### Passage
Re: Configurable FluentBackoff for IO's

Luke Cwik Fri, 17 Apr 2020 12:16:13 -0700

On Fri, Apr 17, 2020 at 9:57 AM Alexey Romanenko <[email protected]>
wrote:


> As we can see, that support of Backoff in some way is quite demanded
> feature for different IOs. Of course, we don’t want to expose too many
> knobs but seems that this “backoff knob" should be able to be configured by
> user since it depends on different aspects of its environment.
>
> In the PR mentioned by Jonothan, we discussed that FluentBackoff was not
> exposed since it’s a part of “org.apache.beam.sdk.util” package which is
> for internal use only.
>
> Since many IOs already use this by wrapping it around own API classes, why
> not to make this FluentBackoff as a part of public API?
>
>
That is what we are trying to answer. Why did those implementations decide
to wrap it instead of exposing it.

On 17 Apr 2020, at 17:16, Luke Cwik <[email protected]> wrote:
>
> Jonothan, you're still on point because exposing and/or using the client
> specific retry implementation is a valid strategy as it exposes all the
> knobs that a user may want to use.

### Set problem 1
Retype the FluentBackoff thread exactly, everything from "Luke Cwik Fri, 17" down to "internal use only.".
### Set problem 2
According to the FluentBackoff thread, which package is FluentBackoff part of?

### Entries
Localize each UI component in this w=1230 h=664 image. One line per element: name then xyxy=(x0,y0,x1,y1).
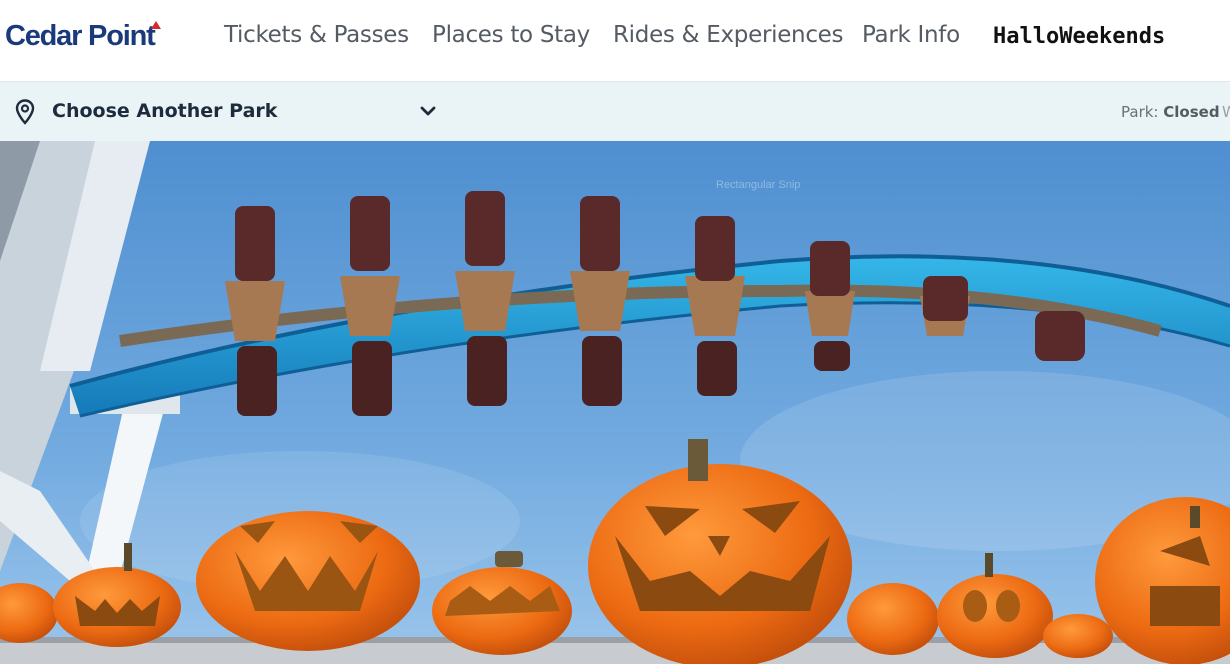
park-status-prefix: Park: xyxy=(1121,103,1159,121)
hero-banner-image[interactable]: Rectangular Snip xyxy=(0,141,1230,664)
logo-text: Cedar Point xyxy=(5,20,156,52)
main-navigation: Cedar Point Tickets & Passes Places to S… xyxy=(0,0,1230,82)
nav-places-to-stay[interactable]: Places to Stay xyxy=(432,22,590,48)
choose-park-label: Choose Another Park xyxy=(52,100,278,122)
nav-tickets-passes[interactable]: Tickets & Passes xyxy=(224,22,409,48)
park-selector-bar: Choose Another Park Park: Closed W xyxy=(0,82,1230,141)
park-status-value: Closed xyxy=(1163,103,1220,121)
park-status-truncated: W xyxy=(1222,103,1230,121)
hero-caption: Rectangular Snip xyxy=(716,179,801,191)
hero-illustration xyxy=(0,141,1230,664)
nav-halloweekends[interactable]: HalloWeekends xyxy=(993,24,1165,49)
nav-park-info[interactable]: Park Info xyxy=(862,22,960,48)
logo-accent-icon xyxy=(151,21,161,29)
nav-rides-experiences[interactable]: Rides & Experiences xyxy=(613,22,844,48)
location-pin-icon xyxy=(15,99,35,125)
chevron-down-icon xyxy=(420,106,436,116)
cedar-point-logo[interactable]: Cedar Point xyxy=(5,18,161,54)
park-status: Park: Closed xyxy=(1121,103,1220,121)
choose-park-dropdown[interactable]: Choose Another Park xyxy=(0,82,445,141)
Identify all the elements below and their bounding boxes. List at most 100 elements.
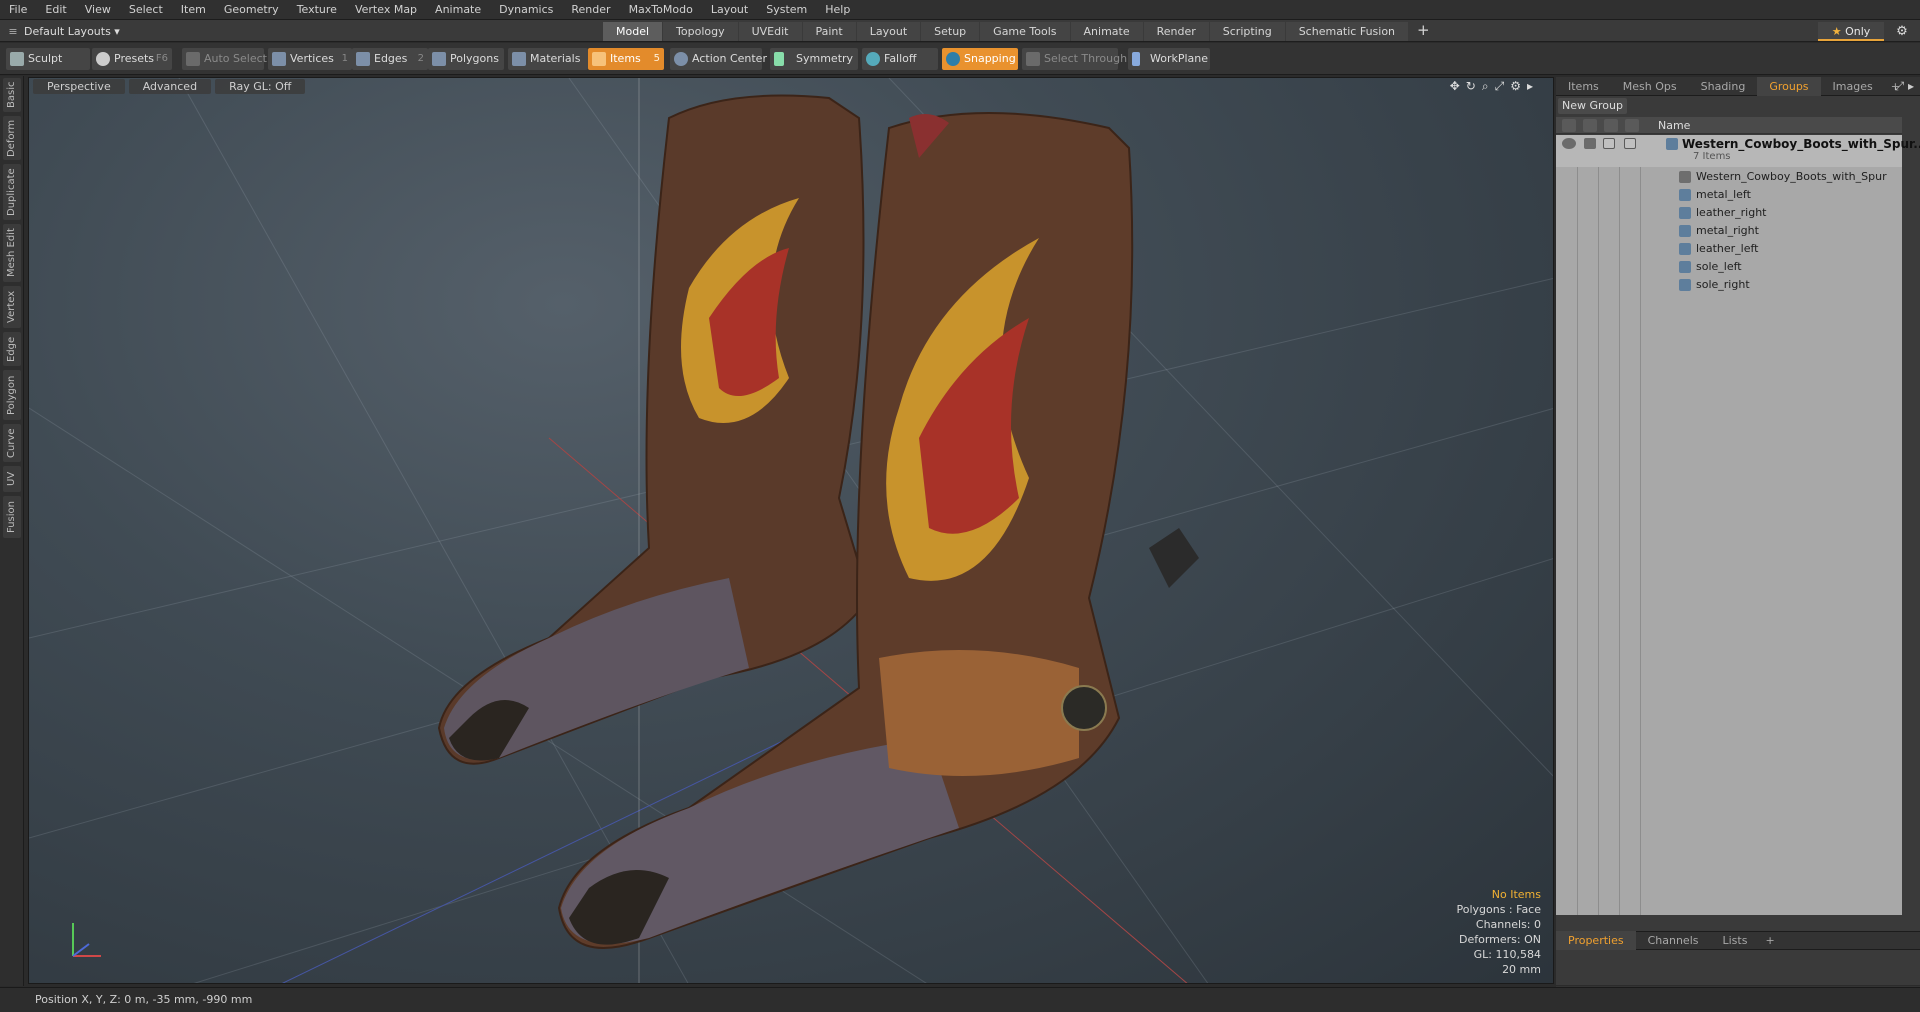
list-item[interactable]: metal_right — [1556, 222, 1902, 240]
eye-icon[interactable] — [1562, 138, 1576, 149]
action-center-button[interactable]: Action Center — [670, 48, 767, 70]
list-item[interactable]: metal_left — [1556, 186, 1902, 204]
viewport-settings-icon[interactable]: ⚙ — [1510, 79, 1521, 94]
vtab-fusion[interactable]: Fusion — [3, 496, 21, 538]
falloff-button[interactable]: Falloff — [862, 48, 938, 70]
tab-animate[interactable]: Animate — [1070, 22, 1143, 41]
menu-view[interactable]: View — [76, 3, 120, 16]
list-item[interactable]: sole_left — [1556, 258, 1902, 276]
viewport-perspective-button[interactable]: Perspective — [33, 79, 125, 94]
tab-render[interactable]: Render — [1143, 22, 1209, 41]
items-button[interactable]: Items 5 — [588, 48, 664, 70]
tab-groups[interactable]: Groups — [1757, 76, 1821, 96]
vtab-mesh-edit[interactable]: Mesh Edit — [3, 224, 21, 282]
name-column-header[interactable]: Name — [1658, 119, 1690, 132]
tab-shading[interactable]: Shading — [1689, 77, 1758, 96]
render-column-icon[interactable] — [1625, 119, 1639, 132]
rotate-icon[interactable]: ↻ — [1466, 79, 1476, 94]
menu-select[interactable]: Select — [120, 3, 172, 16]
lock-icon[interactable] — [1584, 138, 1596, 149]
tab-layout[interactable]: Layout — [856, 22, 921, 41]
only-label: Only — [1845, 25, 1871, 38]
viewport-arrow-icon[interactable]: ▸ — [1527, 79, 1533, 94]
vtab-duplicate[interactable]: Duplicate — [3, 164, 21, 220]
add-properties-tab-icon[interactable]: + — [1759, 931, 1780, 950]
menu-animate[interactable]: Animate — [426, 3, 490, 16]
vtab-edge[interactable]: Edge — [3, 332, 21, 366]
select-toggle[interactable] — [1603, 138, 1615, 149]
collapse-icon[interactable]: ≡ — [2, 25, 24, 38]
list-item[interactable]: sole_right — [1556, 276, 1902, 294]
render-toggle[interactable] — [1624, 138, 1636, 149]
materials-button[interactable]: Materials — [508, 48, 588, 70]
polygons-button[interactable]: Polygons — [428, 48, 504, 70]
menu-texture[interactable]: Texture — [288, 3, 346, 16]
vtab-uv[interactable]: UV — [3, 466, 21, 492]
auto-select-button[interactable]: Auto Select — [182, 48, 267, 70]
menu-vertex-map[interactable]: Vertex Map — [346, 3, 426, 16]
pan-icon[interactable]: ✥ — [1450, 79, 1460, 94]
menu-help[interactable]: Help — [816, 3, 859, 16]
add-tab-icon[interactable]: + — [1409, 22, 1438, 41]
3d-viewport[interactable]: Perspective Advanced Ray GL: Off ✥ ↻ ⌕ ⤢… — [28, 77, 1554, 984]
tab-topology[interactable]: Topology — [663, 22, 738, 41]
workplane-button[interactable]: WorkPlane — [1128, 48, 1210, 70]
fit-icon[interactable]: ⤢ — [1495, 79, 1505, 94]
zoom-icon[interactable]: ⌕ — [1482, 79, 1489, 94]
falloff-icon — [866, 52, 880, 66]
tab-game-tools[interactable]: Game Tools — [980, 22, 1070, 41]
menu-render[interactable]: Render — [562, 3, 619, 16]
tab-items[interactable]: Items — [1556, 77, 1611, 96]
viewport-advanced-button[interactable]: Advanced — [128, 79, 212, 94]
auto-select-icon — [186, 52, 200, 66]
tab-properties[interactable]: Properties — [1556, 931, 1636, 950]
tab-model[interactable]: Model — [603, 22, 663, 41]
tab-lists[interactable]: Lists — [1711, 931, 1760, 950]
symmetry-button[interactable]: Symmetry — [770, 48, 858, 70]
groups-list: Western_Cowboy_Boots_with_Spur... 7 Item… — [1556, 135, 1920, 915]
vtab-polygon[interactable]: Polygon — [3, 370, 21, 420]
select-through-button[interactable]: Select Through — [1022, 48, 1127, 70]
presets-button[interactable]: Presets F6 — [92, 48, 172, 70]
tab-images[interactable]: Images — [1821, 77, 1885, 96]
viewport-header: Perspective Advanced Ray GL: Off — [29, 78, 1553, 95]
tab-schematic-fusion[interactable]: Schematic Fusion — [1285, 22, 1409, 41]
menu-dynamics[interactable]: Dynamics — [490, 3, 562, 16]
list-item[interactable]: leather_left — [1556, 240, 1902, 258]
menu-edit[interactable]: Edit — [36, 3, 75, 16]
tab-mesh-ops[interactable]: Mesh Ops — [1611, 77, 1689, 96]
gear-icon[interactable]: ⚙ — [1892, 22, 1912, 41]
menu-layout[interactable]: Layout — [702, 3, 757, 16]
list-item[interactable]: leather_right — [1556, 204, 1902, 222]
snapping-button[interactable]: Snapping — [942, 48, 1018, 70]
expand-panel-icon[interactable]: ⤢ ▸ — [1895, 79, 1914, 94]
vertices-button[interactable]: Vertices 1 — [268, 48, 352, 70]
menu-item[interactable]: Item — [172, 3, 215, 16]
vtab-vertex[interactable]: Vertex — [3, 286, 21, 328]
layout-selector[interactable]: ≡ Default Layouts ▾ — [2, 22, 119, 40]
visibility-column-icon[interactable] — [1562, 119, 1576, 132]
info-channels: Channels: 0 — [1475, 918, 1541, 931]
tab-setup[interactable]: Setup — [921, 22, 980, 41]
group-row[interactable]: Western_Cowboy_Boots_with_Spur... 7 Item… — [1556, 135, 1920, 167]
list-item[interactable]: Western_Cowboy_Boots_with_Spur — [1556, 168, 1902, 186]
only-toggle[interactable]: ★ Only — [1818, 22, 1884, 41]
viewport-raygl-button[interactable]: Ray GL: Off — [215, 79, 306, 94]
info-polygons: Polygons : Face — [1456, 903, 1541, 916]
tab-uvedit[interactable]: UVEdit — [738, 22, 802, 41]
menu-system[interactable]: System — [757, 3, 816, 16]
vtab-basic[interactable]: Basic — [3, 78, 21, 112]
menu-file[interactable]: File — [0, 3, 36, 16]
tab-scripting[interactable]: Scripting — [1209, 22, 1285, 41]
tab-paint[interactable]: Paint — [802, 22, 856, 41]
sculpt-button[interactable]: Sculpt — [6, 48, 90, 70]
vtab-curve[interactable]: Curve — [3, 424, 21, 462]
select-column-icon[interactable] — [1604, 119, 1618, 132]
menu-geometry[interactable]: Geometry — [215, 3, 288, 16]
menu-maxtomodo[interactable]: MaxToModo — [620, 3, 702, 16]
edges-button[interactable]: Edges 2 — [352, 48, 428, 70]
tab-channels[interactable]: Channels — [1636, 931, 1711, 950]
new-group-button[interactable]: New Group — [1558, 98, 1627, 114]
lock-column-icon[interactable] — [1583, 119, 1597, 132]
vtab-deform[interactable]: Deform — [3, 116, 21, 160]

### Result 1
Luke Cwik Fri, 17 Apr 2020 12:16:13 -0700

On Fri, Apr 17, 2020 at 9:57 AM Alexey Romanenko <[email protected]>
wrote:


> As we can see, that support of Backoff in some way is quite demanded
> feature for different IOs. Of course, we don’t want to expose too many
> knobs but seems that this “backoff knob" should be able to be configured by
> user since it depends on different aspects of its environment.
>
> In the PR mentioned by Jonothan, we discussed that FluentBackoff was not
> exposed since it’s a part of “org.apache.beam.sdk.util” package which is
> for internal use only.

### Result 2
org.apache.beam.sdk.util